▸ Exercise aim
Locate every line in the records below that contains the word "JSON", and copy each one.

▸ Material for the task

+ + + +

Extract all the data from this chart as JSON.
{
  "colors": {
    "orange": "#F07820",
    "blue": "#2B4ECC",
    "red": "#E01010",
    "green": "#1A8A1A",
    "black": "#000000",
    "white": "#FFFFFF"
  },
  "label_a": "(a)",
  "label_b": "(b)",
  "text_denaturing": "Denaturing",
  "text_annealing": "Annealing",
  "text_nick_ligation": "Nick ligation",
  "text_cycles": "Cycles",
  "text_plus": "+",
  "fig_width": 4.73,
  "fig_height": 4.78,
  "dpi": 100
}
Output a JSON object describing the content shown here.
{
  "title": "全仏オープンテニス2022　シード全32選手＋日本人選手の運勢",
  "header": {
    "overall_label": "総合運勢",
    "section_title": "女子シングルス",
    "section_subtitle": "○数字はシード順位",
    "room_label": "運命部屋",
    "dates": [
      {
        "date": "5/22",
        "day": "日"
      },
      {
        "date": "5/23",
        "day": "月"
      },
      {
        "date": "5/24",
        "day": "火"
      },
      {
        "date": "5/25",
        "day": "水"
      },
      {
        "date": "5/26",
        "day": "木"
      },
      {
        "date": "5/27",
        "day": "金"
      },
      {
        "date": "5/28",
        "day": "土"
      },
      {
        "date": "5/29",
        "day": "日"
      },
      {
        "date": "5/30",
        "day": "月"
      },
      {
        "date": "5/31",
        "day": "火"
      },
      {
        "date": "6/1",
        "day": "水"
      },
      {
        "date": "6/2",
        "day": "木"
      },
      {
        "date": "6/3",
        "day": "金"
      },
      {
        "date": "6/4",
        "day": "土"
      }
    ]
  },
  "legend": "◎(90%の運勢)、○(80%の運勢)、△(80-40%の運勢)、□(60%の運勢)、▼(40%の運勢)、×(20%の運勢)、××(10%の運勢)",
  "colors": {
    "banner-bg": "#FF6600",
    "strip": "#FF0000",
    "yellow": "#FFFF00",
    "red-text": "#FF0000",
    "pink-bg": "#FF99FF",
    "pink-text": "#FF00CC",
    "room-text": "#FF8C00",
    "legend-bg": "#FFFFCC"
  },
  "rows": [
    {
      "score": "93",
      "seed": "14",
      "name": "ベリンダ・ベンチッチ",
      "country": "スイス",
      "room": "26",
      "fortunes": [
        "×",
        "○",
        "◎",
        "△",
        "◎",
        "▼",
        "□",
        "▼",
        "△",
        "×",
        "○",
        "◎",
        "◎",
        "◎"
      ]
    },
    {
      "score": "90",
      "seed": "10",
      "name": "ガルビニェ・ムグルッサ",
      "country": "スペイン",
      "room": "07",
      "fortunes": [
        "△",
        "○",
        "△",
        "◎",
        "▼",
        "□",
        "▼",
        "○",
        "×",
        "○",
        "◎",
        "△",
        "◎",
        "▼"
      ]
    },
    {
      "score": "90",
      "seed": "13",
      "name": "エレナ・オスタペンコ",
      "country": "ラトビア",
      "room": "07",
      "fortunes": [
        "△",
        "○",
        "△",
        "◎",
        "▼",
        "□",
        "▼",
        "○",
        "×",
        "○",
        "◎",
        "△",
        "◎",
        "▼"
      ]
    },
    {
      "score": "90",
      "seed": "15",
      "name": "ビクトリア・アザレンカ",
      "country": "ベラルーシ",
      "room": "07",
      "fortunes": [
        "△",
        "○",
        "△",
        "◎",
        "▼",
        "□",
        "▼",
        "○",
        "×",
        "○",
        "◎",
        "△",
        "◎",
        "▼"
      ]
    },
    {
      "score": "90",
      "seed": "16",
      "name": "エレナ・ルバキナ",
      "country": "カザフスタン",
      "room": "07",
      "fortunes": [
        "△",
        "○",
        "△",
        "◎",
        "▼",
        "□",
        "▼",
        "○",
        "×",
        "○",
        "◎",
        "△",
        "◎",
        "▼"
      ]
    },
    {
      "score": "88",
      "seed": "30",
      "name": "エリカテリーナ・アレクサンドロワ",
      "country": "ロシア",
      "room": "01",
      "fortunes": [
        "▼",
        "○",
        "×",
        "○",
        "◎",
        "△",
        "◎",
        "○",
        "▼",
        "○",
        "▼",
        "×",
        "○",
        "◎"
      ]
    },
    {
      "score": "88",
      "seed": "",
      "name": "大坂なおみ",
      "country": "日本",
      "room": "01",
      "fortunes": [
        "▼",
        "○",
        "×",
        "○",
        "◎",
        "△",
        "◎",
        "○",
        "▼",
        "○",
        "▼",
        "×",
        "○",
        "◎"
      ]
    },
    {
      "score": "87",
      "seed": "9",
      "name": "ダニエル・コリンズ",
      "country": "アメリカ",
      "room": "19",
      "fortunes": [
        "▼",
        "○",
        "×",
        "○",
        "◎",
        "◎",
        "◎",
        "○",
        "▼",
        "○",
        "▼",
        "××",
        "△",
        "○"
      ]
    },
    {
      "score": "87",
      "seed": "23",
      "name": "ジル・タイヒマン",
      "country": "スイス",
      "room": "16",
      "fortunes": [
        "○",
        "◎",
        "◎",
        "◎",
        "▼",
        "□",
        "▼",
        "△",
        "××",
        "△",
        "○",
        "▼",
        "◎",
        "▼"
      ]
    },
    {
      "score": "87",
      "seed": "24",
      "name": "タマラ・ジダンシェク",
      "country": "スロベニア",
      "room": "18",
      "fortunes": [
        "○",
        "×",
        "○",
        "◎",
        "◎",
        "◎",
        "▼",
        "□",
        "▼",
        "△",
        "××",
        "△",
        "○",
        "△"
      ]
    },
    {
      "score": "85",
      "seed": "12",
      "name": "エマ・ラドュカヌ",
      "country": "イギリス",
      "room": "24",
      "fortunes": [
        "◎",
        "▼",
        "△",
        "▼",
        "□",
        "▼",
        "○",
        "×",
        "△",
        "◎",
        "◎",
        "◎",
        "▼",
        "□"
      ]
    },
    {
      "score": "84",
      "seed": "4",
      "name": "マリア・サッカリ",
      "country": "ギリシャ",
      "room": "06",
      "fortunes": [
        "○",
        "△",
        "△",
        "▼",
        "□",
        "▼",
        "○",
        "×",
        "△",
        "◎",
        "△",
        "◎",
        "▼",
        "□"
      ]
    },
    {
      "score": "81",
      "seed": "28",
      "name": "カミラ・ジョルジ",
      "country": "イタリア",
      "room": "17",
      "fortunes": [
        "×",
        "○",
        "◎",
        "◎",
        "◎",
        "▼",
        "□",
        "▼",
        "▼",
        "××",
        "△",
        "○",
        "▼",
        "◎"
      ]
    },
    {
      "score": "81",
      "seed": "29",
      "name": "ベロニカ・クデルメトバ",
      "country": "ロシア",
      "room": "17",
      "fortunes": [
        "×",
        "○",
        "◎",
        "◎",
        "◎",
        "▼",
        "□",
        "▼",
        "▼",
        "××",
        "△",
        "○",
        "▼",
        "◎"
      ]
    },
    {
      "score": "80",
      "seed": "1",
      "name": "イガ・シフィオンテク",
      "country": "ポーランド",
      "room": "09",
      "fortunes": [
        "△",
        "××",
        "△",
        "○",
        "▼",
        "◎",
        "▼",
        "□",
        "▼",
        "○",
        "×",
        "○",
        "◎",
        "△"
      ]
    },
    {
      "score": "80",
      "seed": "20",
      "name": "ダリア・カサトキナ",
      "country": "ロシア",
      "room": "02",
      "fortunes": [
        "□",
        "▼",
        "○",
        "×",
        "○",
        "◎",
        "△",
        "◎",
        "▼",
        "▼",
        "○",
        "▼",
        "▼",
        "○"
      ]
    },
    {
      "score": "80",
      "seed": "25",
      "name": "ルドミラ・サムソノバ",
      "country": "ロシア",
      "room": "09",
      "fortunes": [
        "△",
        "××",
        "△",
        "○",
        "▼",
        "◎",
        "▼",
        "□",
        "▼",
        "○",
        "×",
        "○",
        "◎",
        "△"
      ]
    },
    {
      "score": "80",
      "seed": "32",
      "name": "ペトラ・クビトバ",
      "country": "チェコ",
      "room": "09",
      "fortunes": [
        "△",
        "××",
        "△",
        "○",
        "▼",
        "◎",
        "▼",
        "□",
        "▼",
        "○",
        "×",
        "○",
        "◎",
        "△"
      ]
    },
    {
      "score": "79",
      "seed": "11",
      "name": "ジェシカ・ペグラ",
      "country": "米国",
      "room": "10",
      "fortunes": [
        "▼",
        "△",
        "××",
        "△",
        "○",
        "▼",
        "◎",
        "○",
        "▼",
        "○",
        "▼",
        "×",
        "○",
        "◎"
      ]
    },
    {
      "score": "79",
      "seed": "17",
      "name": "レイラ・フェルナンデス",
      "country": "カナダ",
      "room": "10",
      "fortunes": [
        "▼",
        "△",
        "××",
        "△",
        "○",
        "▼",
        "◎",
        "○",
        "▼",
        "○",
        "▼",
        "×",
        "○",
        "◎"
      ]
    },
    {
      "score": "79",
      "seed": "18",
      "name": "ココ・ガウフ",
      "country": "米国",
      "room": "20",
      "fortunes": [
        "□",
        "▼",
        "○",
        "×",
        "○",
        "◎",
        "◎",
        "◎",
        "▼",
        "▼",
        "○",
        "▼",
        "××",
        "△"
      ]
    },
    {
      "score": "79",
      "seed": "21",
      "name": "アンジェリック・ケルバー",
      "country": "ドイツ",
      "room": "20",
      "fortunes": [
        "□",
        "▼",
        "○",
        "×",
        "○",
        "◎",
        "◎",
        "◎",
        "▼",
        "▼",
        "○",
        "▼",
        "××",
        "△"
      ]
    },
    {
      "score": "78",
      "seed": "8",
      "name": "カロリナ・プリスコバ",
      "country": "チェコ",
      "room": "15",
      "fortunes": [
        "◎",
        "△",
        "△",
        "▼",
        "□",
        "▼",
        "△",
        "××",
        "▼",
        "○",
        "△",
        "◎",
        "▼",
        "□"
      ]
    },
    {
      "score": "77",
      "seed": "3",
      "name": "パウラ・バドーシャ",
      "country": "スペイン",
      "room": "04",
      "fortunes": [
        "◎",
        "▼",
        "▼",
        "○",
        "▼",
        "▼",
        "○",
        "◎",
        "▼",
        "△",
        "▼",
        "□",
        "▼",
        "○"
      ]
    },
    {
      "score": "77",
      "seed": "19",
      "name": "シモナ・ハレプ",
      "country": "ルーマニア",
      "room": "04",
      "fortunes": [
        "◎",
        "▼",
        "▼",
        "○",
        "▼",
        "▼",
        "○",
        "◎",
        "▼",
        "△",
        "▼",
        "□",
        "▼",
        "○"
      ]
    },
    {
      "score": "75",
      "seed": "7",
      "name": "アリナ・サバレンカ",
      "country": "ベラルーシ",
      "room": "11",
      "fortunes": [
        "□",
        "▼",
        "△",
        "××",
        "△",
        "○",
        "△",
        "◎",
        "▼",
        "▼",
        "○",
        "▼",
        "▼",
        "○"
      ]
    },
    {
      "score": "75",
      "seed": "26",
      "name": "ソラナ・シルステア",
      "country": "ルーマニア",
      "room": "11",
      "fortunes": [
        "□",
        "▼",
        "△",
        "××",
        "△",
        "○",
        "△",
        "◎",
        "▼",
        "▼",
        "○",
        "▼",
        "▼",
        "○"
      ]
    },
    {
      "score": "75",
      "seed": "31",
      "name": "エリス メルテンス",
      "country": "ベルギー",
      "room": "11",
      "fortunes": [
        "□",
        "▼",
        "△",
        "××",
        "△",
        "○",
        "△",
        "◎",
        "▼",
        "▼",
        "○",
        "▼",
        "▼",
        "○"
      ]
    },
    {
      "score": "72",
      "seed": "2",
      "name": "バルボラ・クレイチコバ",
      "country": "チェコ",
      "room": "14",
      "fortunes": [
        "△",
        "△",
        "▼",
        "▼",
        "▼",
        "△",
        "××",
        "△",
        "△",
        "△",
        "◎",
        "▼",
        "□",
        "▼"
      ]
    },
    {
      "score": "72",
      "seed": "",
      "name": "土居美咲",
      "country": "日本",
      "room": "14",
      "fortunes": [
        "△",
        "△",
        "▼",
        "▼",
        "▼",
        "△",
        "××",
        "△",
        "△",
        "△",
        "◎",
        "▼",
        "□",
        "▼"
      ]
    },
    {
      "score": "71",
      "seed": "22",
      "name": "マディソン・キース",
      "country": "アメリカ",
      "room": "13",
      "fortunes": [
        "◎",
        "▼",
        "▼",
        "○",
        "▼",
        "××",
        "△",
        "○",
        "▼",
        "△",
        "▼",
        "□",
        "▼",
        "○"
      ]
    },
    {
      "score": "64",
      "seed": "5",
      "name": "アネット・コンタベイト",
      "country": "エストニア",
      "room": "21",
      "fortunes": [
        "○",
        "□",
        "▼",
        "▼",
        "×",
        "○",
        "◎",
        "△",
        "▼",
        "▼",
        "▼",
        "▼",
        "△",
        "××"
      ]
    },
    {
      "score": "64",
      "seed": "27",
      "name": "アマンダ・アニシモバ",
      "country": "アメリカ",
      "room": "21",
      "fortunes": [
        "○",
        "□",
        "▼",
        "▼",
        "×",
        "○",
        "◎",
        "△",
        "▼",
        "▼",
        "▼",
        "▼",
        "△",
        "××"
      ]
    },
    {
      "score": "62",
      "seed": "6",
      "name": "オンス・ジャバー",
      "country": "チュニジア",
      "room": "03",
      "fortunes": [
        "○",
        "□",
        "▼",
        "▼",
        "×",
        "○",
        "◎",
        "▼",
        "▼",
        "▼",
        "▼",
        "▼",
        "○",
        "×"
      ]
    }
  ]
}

+ + + +

▸ Response
Extract all the data from this chart as JSON.
Output a JSON object describing the content shown here.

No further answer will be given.